Filter the records below and copy every line containing the word "指定私立医疗机构".

(begin)

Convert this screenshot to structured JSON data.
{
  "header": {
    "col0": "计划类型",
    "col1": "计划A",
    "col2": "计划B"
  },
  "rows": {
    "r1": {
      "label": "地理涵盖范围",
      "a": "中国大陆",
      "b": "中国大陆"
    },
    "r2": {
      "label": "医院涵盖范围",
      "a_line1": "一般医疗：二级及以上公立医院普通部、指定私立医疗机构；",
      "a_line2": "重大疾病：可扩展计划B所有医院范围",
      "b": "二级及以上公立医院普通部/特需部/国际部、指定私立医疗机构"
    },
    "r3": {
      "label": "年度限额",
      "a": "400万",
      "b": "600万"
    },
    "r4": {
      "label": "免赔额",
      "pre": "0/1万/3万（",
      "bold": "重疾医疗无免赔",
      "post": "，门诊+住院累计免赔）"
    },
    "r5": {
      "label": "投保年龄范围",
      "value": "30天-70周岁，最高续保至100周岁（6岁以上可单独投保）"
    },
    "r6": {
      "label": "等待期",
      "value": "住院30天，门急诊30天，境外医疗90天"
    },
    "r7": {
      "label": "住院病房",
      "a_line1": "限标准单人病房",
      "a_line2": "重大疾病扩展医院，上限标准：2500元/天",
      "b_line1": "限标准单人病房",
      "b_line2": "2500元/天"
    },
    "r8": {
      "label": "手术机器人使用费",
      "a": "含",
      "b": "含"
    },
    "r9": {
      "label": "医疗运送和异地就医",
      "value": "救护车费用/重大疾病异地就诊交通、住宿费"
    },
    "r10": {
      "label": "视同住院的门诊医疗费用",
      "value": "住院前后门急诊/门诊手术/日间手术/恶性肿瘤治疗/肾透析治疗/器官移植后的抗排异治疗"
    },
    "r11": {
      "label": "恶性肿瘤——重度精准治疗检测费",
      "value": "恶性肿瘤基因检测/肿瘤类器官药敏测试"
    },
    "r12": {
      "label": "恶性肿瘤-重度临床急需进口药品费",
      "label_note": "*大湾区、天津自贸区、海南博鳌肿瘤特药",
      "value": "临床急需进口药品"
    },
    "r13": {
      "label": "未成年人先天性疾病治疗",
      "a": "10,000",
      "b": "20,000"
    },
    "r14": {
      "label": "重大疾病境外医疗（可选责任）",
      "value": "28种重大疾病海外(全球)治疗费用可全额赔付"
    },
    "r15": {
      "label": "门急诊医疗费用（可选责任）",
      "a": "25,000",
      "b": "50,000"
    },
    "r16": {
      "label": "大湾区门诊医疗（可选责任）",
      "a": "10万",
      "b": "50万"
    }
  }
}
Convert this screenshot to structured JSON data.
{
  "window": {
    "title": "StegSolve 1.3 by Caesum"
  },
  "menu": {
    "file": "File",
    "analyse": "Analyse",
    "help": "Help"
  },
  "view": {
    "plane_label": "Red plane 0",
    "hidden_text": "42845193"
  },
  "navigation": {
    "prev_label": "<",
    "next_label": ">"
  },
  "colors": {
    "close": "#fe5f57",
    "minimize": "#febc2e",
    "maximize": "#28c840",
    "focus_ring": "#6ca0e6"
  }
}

(end)

ANSWER TO THE EXERCISE:
      "a_line1": "一般医疗：二级及以上公立医院普通部、指定私立医疗机构；",
      "b": "二级及以上公立医院普通部/特需部/国际部、指定私立医疗机构"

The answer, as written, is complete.